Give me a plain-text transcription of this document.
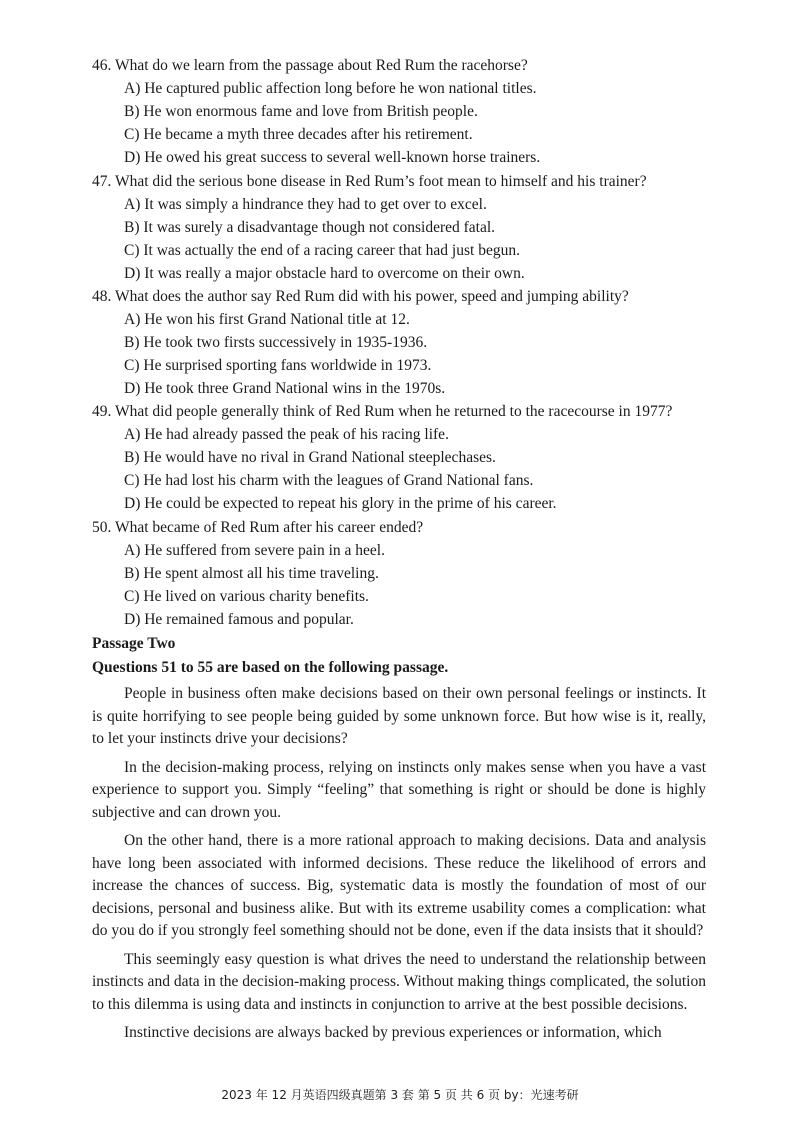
46. What do we learn from the passage about Red Rum the racehorse?
A) He captured public affection long before he won national titles.
B) He won enormous fame and love from British people.
C) He became a myth three decades after his retirement.
D) He owed his great success to several well-known horse trainers.
47. What did the serious bone disease in Red Rum’s foot mean to himself and his trainer?
A) It was simply a hindrance they had to get over to excel.
B) It was surely a disadvantage though not considered fatal.
C) It was actually the end of a racing career that had just begun.
D) It was really a major obstacle hard to overcome on their own.
48. What does the author say Red Rum did with his power, speed and jumping ability?
A) He won his first Grand National title at 12.
B) He took two firsts successively in 1935-1936.
C) He surprised sporting fans worldwide in 1973.
D) He took three Grand National wins in the 1970s.
49. What did people generally think of Red Rum when he returned to the racecourse in 1977?
A) He had already passed the peak of his racing life.
B) He would have no rival in Grand National steeplechases.
C) He had lost his charm with the leagues of Grand National fans.
D) He could be expected to repeat his glory in the prime of his career.
50. What became of Red Rum after his career ended?
A) He suffered from severe pain in a heel.
B) He spent almost all his time traveling.
C) He lived on various charity benefits.
D) He remained famous and popular.
Passage Two
Questions 51 to 55 are based on the following passage.

People in business often make decisions based on their own personal feelings or instincts. It is quite horrifying to see people being guided by some unknown force. But how wise is it, really, to let your instincts drive your decisions?

In the decision-making process, relying on instincts only makes sense when you have a vast experience to support you. Simply “feeling” that something is right or should be done is highly subjective and can drown you.

On the other hand, there is a more rational approach to making decisions. Data and analysis have long been associated with informed decisions. These reduce the likelihood of errors and increase the chances of success. Big, systematic data is mostly the foundation of most of our decisions, personal and business alike. But with its extreme usability comes a complication: what do you do if you strongly feel something should not be done, even if the data insists that it should?

This seemingly easy question is what drives the need to understand the relationship between instincts and data in the decision-making process. Without making things complicated, the solution to this dilemma is using data and instincts in conjunction to arrive at the best possible decisions.

Instinctive decisions are always backed by previous experiences or information, which

2023 年 12 月英语四级真题第 3 套 第 5 页 共 6 页 by：光速考研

○ ○ ○ ○

THE EXERCISE
Without the pictures, write out every entry precisely as it appears.

OUTPUT FOR THIS EXERCISE
Give me a plain-text transcription of this document.
46. What do we learn from the passage about Red Rum the racehorse?
A) He captured public affection long before he won national titles.
B) He won enormous fame and love from British people.
C) He became a myth three decades after his retirement.
D) He owed his great success to several well-known horse trainers.
47. What did the serious bone disease in Red Rum’s foot mean to himself and his trainer?
A) It was simply a hindrance they had to get over to excel.
B) It was surely a disadvantage though not considered fatal.
C) It was actually the end of a racing career that had just begun.
D) It was really a major obstacle hard to overcome on their own.
48. What does the author say Red Rum did with his power, speed and jumping ability?
A) He won his first Grand National title at 12.
B) He took two firsts successively in 1935-1936.
C) He surprised sporting fans worldwide in 1973.
D) He took three Grand National wins in the 1970s.
49. What did people generally think of Red Rum when he returned to the racecourse in 1977?
A) He had already passed the peak of his racing life.
B) He would have no rival in Grand National steeplechases.
C) He had lost his charm with the leagues of Grand National fans.
D) He could be expected to repeat his glory in the prime of his career.
50. What became of Red Rum after his career ended?
A) He suffered from severe pain in a heel.
B) He spent almost all his time traveling.
C) He lived on various charity benefits.
D) He remained famous and popular.
Passage Two
Questions 51 to 55 are based on the following passage.

People in business often make decisions based on their own personal feelings or instincts. It is quite horrifying to see people being guided by some unknown force. But how wise is it, really, to let your instincts drive your decisions?

In the decision-making process, relying on instincts only makes sense when you have a vast experience to support you. Simply “feeling” that something is right or should be done is highly subjective and can drown you.

On the other hand, there is a more rational approach to making decisions. Data and analysis have long been associated with informed decisions. These reduce the likelihood of errors and increase the chances of success. Big, systematic data is mostly the foundation of most of our decisions, personal and business alike. But with its extreme usability comes a complication: what do you do if you strongly feel something should not be done, even if the data insists that it should?

This seemingly easy question is what drives the need to understand the relationship between instincts and data in the decision-making process. Without making things complicated, the solution to this dilemma is using data and instincts in conjunction to arrive at the best possible decisions.

Instinctive decisions are always backed by previous experiences or information, which

2023 年 12 月英语四级真题第 3 套 第 5 页 共 6 页 by：光速考研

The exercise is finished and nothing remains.